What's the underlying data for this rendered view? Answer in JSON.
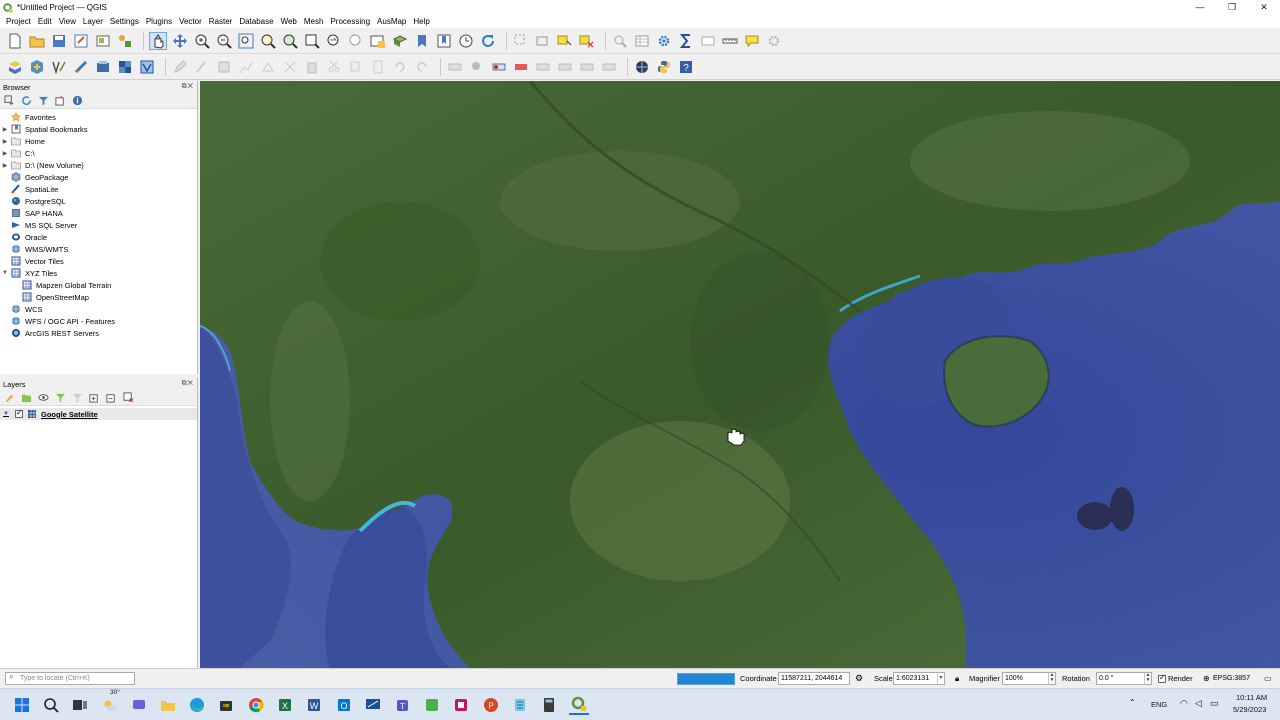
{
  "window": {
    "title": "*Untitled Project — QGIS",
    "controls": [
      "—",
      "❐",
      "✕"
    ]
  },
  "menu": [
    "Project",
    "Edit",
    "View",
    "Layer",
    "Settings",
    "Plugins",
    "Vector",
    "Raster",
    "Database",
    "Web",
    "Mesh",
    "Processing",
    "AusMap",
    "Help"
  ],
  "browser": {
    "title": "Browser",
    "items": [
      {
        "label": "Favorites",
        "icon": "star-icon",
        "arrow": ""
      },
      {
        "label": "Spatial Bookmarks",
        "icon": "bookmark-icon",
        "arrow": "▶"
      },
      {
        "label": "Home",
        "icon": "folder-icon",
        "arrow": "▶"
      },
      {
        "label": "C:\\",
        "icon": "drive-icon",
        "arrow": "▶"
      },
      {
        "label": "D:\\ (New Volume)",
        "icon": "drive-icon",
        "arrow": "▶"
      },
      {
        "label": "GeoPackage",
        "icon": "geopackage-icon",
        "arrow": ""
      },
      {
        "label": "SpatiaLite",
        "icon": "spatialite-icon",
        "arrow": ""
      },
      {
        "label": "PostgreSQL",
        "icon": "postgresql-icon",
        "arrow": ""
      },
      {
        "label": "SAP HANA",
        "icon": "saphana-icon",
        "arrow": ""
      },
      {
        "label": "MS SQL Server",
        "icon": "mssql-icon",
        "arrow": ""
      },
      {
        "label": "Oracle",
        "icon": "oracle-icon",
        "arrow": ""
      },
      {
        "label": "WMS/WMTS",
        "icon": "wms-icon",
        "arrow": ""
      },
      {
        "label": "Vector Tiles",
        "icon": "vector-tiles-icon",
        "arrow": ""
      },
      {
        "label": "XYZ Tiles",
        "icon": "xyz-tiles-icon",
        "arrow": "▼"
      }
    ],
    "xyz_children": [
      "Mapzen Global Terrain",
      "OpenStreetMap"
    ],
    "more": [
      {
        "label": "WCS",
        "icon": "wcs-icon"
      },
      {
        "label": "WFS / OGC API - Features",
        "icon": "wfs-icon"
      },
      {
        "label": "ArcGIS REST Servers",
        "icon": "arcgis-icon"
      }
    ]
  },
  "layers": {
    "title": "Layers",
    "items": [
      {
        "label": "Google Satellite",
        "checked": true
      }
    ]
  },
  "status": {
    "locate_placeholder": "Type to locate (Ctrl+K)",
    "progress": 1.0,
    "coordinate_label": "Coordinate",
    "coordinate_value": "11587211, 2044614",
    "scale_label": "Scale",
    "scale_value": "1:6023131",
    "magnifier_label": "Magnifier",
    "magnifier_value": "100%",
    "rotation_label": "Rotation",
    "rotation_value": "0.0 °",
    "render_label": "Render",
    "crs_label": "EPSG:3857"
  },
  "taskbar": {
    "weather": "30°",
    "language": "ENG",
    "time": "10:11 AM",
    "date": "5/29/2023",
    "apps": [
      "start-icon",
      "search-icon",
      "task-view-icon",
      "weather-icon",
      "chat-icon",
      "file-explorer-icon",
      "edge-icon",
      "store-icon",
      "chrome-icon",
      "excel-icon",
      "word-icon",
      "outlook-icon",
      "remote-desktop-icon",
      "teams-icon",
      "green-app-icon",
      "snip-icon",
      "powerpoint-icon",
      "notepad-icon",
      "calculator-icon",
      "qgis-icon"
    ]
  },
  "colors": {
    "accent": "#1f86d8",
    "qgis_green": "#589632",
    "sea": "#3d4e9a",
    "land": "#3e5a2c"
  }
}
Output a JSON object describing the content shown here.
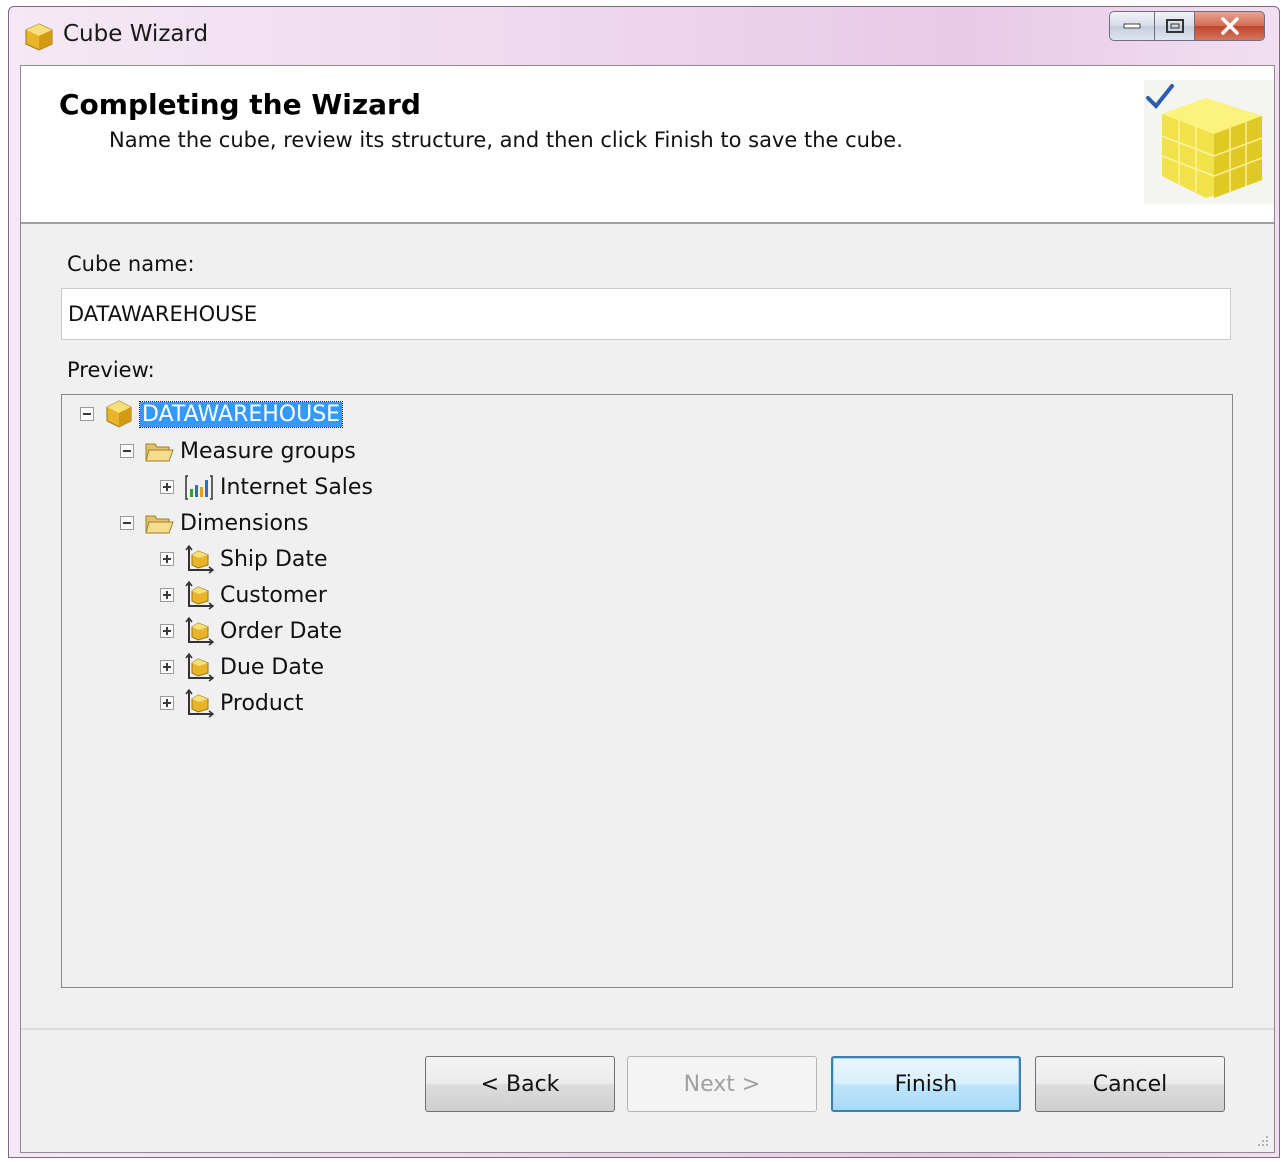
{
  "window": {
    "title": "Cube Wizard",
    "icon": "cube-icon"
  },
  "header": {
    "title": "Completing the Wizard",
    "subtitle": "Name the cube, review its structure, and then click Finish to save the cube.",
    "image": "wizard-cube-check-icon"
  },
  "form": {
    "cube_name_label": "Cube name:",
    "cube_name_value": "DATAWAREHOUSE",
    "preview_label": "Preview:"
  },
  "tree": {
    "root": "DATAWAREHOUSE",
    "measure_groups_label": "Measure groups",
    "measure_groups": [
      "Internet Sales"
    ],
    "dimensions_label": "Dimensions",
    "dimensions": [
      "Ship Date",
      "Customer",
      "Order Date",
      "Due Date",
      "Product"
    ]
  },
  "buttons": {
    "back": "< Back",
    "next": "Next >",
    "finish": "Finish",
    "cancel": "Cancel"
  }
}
--
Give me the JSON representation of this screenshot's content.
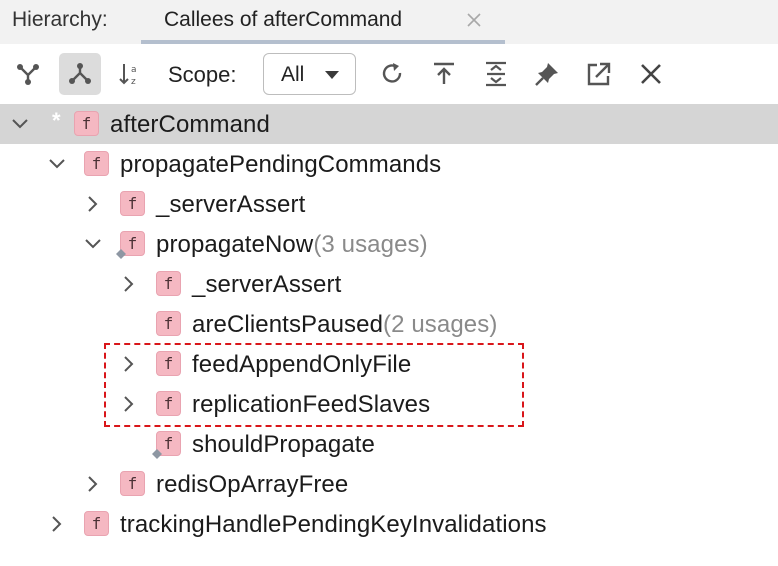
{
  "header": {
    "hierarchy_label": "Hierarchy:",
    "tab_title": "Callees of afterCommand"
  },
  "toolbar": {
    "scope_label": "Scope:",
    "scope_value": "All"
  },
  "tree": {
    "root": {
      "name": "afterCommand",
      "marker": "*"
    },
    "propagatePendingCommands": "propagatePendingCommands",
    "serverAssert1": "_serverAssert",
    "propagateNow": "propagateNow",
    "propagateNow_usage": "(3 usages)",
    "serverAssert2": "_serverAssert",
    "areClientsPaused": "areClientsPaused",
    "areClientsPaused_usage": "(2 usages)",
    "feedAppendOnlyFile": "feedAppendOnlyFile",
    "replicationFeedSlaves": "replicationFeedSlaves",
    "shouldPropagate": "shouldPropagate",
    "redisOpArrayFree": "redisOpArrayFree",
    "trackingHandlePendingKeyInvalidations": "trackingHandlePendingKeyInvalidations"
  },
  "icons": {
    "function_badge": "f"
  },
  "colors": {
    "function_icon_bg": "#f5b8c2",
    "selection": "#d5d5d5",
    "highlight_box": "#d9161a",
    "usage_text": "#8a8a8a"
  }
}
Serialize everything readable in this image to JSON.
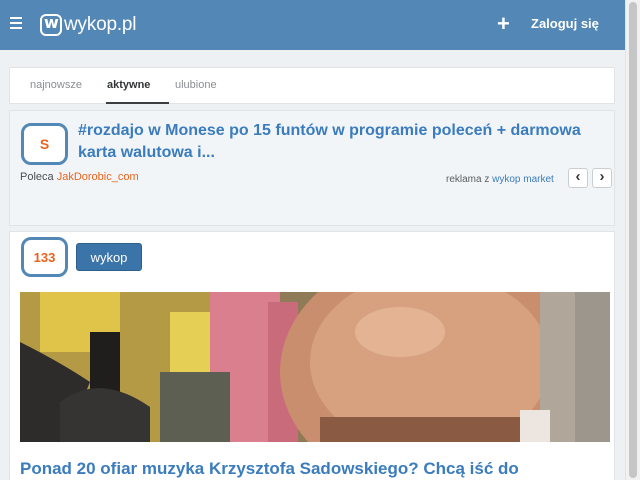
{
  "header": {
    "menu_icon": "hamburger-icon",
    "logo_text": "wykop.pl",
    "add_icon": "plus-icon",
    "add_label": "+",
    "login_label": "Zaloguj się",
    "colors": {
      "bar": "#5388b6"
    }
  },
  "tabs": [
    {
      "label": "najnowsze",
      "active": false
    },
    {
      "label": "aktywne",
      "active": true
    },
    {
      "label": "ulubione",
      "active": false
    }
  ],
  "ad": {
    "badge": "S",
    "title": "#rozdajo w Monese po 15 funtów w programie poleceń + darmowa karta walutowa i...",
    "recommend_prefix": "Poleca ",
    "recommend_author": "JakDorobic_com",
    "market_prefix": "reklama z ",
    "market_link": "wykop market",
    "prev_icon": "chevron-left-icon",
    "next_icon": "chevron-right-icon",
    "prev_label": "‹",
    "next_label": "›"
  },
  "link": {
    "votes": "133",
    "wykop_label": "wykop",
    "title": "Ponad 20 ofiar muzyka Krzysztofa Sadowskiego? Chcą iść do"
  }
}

• _Brief_: Look for "DATAWAREHOUSE" and pull out every line that has it.

• _Task response_:
    "cube_name_value": "DATAWAREHOUSE",
    "root": "DATAWAREHOUSE",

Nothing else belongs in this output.